• [Given instruction]:
Transcribe every line, keeping it exact.

• [Source material]:
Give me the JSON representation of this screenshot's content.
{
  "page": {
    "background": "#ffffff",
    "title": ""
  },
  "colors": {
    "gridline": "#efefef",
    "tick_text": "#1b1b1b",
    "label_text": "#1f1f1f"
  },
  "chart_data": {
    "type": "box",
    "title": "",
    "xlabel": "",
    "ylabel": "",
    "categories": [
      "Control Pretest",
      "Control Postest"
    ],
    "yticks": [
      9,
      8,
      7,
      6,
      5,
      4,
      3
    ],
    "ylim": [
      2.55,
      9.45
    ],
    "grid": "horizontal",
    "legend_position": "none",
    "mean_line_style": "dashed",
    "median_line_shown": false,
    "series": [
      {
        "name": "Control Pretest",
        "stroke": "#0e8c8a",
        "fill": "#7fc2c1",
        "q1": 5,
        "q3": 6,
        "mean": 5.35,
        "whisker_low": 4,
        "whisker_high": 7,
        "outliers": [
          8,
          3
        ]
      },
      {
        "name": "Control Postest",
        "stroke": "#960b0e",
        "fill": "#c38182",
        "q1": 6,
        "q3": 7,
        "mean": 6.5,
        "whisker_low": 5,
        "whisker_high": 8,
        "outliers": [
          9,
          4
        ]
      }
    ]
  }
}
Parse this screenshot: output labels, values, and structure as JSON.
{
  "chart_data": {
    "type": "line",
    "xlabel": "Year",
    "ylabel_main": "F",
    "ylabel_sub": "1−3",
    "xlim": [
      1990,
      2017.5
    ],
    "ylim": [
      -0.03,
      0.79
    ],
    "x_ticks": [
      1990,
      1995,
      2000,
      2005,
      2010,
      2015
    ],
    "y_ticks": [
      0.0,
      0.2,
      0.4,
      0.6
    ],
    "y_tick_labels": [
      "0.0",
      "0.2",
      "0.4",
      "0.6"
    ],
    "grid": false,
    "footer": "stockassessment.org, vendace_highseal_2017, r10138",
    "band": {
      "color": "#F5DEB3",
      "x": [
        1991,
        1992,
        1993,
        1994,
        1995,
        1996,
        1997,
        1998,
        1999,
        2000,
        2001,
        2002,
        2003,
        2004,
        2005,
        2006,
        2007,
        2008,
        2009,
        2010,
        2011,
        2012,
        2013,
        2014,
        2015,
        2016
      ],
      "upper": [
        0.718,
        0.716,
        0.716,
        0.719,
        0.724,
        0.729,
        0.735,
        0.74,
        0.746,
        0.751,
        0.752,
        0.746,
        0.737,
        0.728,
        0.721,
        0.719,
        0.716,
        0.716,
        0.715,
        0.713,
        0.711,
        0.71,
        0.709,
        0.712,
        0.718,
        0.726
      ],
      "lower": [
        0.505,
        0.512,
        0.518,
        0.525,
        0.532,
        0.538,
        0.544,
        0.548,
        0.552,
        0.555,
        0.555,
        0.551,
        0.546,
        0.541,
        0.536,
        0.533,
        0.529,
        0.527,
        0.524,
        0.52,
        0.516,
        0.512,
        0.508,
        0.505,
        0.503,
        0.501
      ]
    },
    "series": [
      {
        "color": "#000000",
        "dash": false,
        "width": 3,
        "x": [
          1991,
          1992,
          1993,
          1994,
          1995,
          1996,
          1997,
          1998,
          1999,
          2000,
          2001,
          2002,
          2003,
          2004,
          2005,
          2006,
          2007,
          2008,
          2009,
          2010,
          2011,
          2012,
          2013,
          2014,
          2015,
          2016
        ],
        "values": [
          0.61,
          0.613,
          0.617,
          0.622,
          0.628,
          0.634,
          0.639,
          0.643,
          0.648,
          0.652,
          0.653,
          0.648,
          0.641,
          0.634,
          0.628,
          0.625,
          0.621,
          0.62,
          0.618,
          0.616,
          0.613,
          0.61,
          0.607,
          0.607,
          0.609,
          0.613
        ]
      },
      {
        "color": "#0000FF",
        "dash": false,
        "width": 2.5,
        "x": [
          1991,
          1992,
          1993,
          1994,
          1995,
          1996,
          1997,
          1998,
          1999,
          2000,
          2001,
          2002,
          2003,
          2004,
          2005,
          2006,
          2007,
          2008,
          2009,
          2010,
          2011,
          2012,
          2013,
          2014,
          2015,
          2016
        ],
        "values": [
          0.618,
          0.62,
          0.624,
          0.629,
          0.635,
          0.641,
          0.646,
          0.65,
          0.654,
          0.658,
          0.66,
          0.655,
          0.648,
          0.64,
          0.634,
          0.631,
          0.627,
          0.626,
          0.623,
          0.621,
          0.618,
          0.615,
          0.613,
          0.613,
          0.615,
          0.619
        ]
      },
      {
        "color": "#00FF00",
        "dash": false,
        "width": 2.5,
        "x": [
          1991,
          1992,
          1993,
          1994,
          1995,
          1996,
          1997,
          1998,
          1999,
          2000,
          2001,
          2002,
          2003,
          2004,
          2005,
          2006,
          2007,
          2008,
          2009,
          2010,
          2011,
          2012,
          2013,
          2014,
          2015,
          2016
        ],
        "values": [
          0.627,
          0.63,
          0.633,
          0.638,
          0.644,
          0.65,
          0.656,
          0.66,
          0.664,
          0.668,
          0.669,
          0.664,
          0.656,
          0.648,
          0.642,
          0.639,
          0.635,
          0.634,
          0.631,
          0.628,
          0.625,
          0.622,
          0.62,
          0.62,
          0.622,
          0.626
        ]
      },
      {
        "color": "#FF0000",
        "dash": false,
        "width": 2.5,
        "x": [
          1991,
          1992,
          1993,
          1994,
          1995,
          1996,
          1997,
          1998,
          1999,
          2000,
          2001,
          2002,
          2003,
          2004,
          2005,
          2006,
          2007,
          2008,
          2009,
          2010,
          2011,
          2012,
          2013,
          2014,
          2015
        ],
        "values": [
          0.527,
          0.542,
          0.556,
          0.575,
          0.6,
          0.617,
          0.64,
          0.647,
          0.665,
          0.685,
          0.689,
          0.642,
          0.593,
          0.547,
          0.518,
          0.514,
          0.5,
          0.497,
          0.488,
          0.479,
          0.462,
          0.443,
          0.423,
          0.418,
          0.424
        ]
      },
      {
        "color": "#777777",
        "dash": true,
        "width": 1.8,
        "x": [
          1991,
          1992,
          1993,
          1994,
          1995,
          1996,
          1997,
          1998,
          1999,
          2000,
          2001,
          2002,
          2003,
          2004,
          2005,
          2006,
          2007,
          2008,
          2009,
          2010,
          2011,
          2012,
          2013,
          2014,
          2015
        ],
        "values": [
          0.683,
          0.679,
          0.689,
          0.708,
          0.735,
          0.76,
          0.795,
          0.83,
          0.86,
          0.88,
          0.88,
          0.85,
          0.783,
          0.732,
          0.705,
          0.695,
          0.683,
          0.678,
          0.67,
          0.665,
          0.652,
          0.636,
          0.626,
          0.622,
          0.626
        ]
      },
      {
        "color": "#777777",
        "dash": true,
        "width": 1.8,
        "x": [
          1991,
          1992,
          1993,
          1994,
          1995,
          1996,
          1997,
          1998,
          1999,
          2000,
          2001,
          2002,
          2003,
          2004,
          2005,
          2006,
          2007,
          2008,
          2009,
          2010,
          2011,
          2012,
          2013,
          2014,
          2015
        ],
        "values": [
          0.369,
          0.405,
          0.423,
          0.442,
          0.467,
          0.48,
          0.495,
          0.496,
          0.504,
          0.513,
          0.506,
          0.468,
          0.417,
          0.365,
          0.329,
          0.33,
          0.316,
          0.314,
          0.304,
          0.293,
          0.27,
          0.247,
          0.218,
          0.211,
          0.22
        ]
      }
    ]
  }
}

• [The reply]:
Give me the JSON representation of this screenshot's content.
{
  "page": {
    "background": "#ffffff",
    "title": ""
  },
  "colors": {
    "gridline": "#efefef",
    "tick_text": "#1b1b1b",
    "label_text": "#1f1f1f"
  },
  "chart_data": {
    "type": "box",
    "title": "",
    "xlabel": "",
    "ylabel": "",
    "categories": [
      "Control Pretest",
      "Control Postest"
    ],
    "yticks": [
      9,
      8,
      7,
      6,
      5,
      4,
      3
    ],
    "ylim": [
      2.55,
      9.45
    ],
    "grid": "horizontal",
    "legend_position": "none",
    "mean_line_style": "dashed",
    "median_line_shown": false,
    "series": [
      {
        "name": "Control Pretest",
        "stroke": "#0e8c8a",
        "fill": "#7fc2c1",
        "q1": 5,
        "q3": 6,
        "mean": 5.35,
        "whisker_low": 4,
        "whisker_high": 7,
        "outliers": [
          8,
          3
        ]
      },
      {
        "name": "Control Postest",
        "stroke": "#960b0e",
        "fill": "#c38182",
        "q1": 6,
        "q3": 7,
        "mean": 6.5,
        "whisker_low": 5,
        "whisker_high": 8,
        "outliers": [
          9,
          4
        ]
      }
    ]
  }
}
Parse this screenshot: output labels, values, and structure as JSON.
{
  "chart_data": {
    "type": "line",
    "xlabel": "Year",
    "ylabel_main": "F",
    "ylabel_sub": "1−3",
    "xlim": [
      1990,
      2017.5
    ],
    "ylim": [
      -0.03,
      0.79
    ],
    "x_ticks": [
      1990,
      1995,
      2000,
      2005,
      2010,
      2015
    ],
    "y_ticks": [
      0.0,
      0.2,
      0.4,
      0.6
    ],
    "y_tick_labels": [
      "0.0",
      "0.2",
      "0.4",
      "0.6"
    ],
    "grid": false,
    "footer": "stockassessment.org, vendace_highseal_2017, r10138",
    "band": {
      "color": "#F5DEB3",
      "x": [
        1991,
        1992,
        1993,
        1994,
        1995,
        1996,
        1997,
        1998,
        1999,
        2000,
        2001,
        2002,
        2003,
        2004,
        2005,
        2006,
        2007,
        2008,
        2009,
        2010,
        2011,
        2012,
        2013,
        2014,
        2015,
        2016
      ],
      "upper": [
        0.718,
        0.716,
        0.716,
        0.719,
        0.724,
        0.729,
        0.735,
        0.74,
        0.746,
        0.751,
        0.752,
        0.746,
        0.737,
        0.728,
        0.721,
        0.719,
        0.716,
        0.716,
        0.715,
        0.713,
        0.711,
        0.71,
        0.709,
        0.712,
        0.718,
        0.726
      ],
      "lower": [
        0.505,
        0.512,
        0.518,
        0.525,
        0.532,
        0.538,
        0.544,
        0.548,
        0.552,
        0.555,
        0.555,
        0.551,
        0.546,
        0.541,
        0.536,
        0.533,
        0.529,
        0.527,
        0.524,
        0.52,
        0.516,
        0.512,
        0.508,
        0.505,
        0.503,
        0.501
      ]
    },
    "series": [
      {
        "color": "#000000",
        "dash": false,
        "width": 3,
        "x": [
          1991,
          1992,
          1993,
          1994,
          1995,
          1996,
          1997,
          1998,
          1999,
          2000,
          2001,
          2002,
          2003,
          2004,
          2005,
          2006,
          2007,
          2008,
          2009,
          2010,
          2011,
          2012,
          2013,
          2014,
          2015,
          2016
        ],
        "values": [
          0.61,
          0.613,
          0.617,
          0.622,
          0.628,
          0.634,
          0.639,
          0.643,
          0.648,
          0.652,
          0.653,
          0.648,
          0.641,
          0.634,
          0.628,
          0.625,
          0.621,
          0.62,
          0.618,
          0.616,
          0.613,
          0.61,
          0.607,
          0.607,
          0.609,
          0.613
        ]
      },
      {
        "color": "#0000FF",
        "dash": false,
        "width": 2.5,
        "x": [
          1991,
          1992,
          1993,
          1994,
          1995,
          1996,
          1997,
          1998,
          1999,
          2000,
          2001,
          2002,
          2003,
          2004,
          2005,
          2006,
          2007,
          2008,
          2009,
          2010,
          2011,
          2012,
          2013,
          2014,
          2015,
          2016
        ],
        "values": [
          0.618,
          0.62,
          0.624,
          0.629,
          0.635,
          0.641,
          0.646,
          0.65,
          0.654,
          0.658,
          0.66,
          0.655,
          0.648,
          0.64,
          0.634,
          0.631,
          0.627,
          0.626,
          0.623,
          0.621,
          0.618,
          0.615,
          0.613,
          0.613,
          0.615,
          0.619
        ]
      },
      {
        "color": "#00FF00",
        "dash": false,
        "width": 2.5,
        "x": [
          1991,
          1992,
          1993,
          1994,
          1995,
          1996,
          1997,
          1998,
          1999,
          2000,
          2001,
          2002,
          2003,
          2004,
          2005,
          2006,
          2007,
          2008,
          2009,
          2010,
          2011,
          2012,
          2013,
          2014,
          2015,
          2016
        ],
        "values": [
          0.627,
          0.63,
          0.633,
          0.638,
          0.644,
          0.65,
          0.656,
          0.66,
          0.664,
          0.668,
          0.669,
          0.664,
          0.656,
          0.648,
          0.642,
          0.639,
          0.635,
          0.634,
          0.631,
          0.628,
          0.625,
          0.622,
          0.62,
          0.62,
          0.622,
          0.626
        ]
      },
      {
        "color": "#FF0000",
        "dash": false,
        "width": 2.5,
        "x": [
          1991,
          1992,
          1993,
          1994,
          1995,
          1996,
          1997,
          1998,
          1999,
          2000,
          2001,
          2002,
          2003,
          2004,
          2005,
          2006,
          2007,
          2008,
          2009,
          2010,
          2011,
          2012,
          2013,
          2014,
          2015
        ],
        "values": [
          0.527,
          0.542,
          0.556,
          0.575,
          0.6,
          0.617,
          0.64,
          0.647,
          0.665,
          0.685,
          0.689,
          0.642,
          0.593,
          0.547,
          0.518,
          0.514,
          0.5,
          0.497,
          0.488,
          0.479,
          0.462,
          0.443,
          0.423,
          0.418,
          0.424
        ]
      },
      {
        "color": "#777777",
        "dash": true,
        "width": 1.8,
        "x": [
          1991,
          1992,
          1993,
          1994,
          1995,
          1996,
          1997,
          1998,
          1999,
          2000,
          2001,
          2002,
          2003,
          2004,
          2005,
          2006,
          2007,
          2008,
          2009,
          2010,
          2011,
          2012,
          2013,
          2014,
          2015
        ],
        "values": [
          0.683,
          0.679,
          0.689,
          0.708,
          0.735,
          0.76,
          0.795,
          0.83,
          0.86,
          0.88,
          0.88,
          0.85,
          0.783,
          0.732,
          0.705,
          0.695,
          0.683,
          0.678,
          0.67,
          0.665,
          0.652,
          0.636,
          0.626,
          0.622,
          0.626
        ]
      },
      {
        "color": "#777777",
        "dash": true,
        "width": 1.8,
        "x": [
          1991,
          1992,
          1993,
          1994,
          1995,
          1996,
          1997,
          1998,
          1999,
          2000,
          2001,
          2002,
          2003,
          2004,
          2005,
          2006,
          2007,
          2008,
          2009,
          2010,
          2011,
          2012,
          2013,
          2014,
          2015
        ],
        "values": [
          0.369,
          0.405,
          0.423,
          0.442,
          0.467,
          0.48,
          0.495,
          0.496,
          0.504,
          0.513,
          0.506,
          0.468,
          0.417,
          0.365,
          0.329,
          0.33,
          0.316,
          0.314,
          0.304,
          0.293,
          0.27,
          0.247,
          0.218,
          0.211,
          0.22
        ]
      }
    ]
  }
}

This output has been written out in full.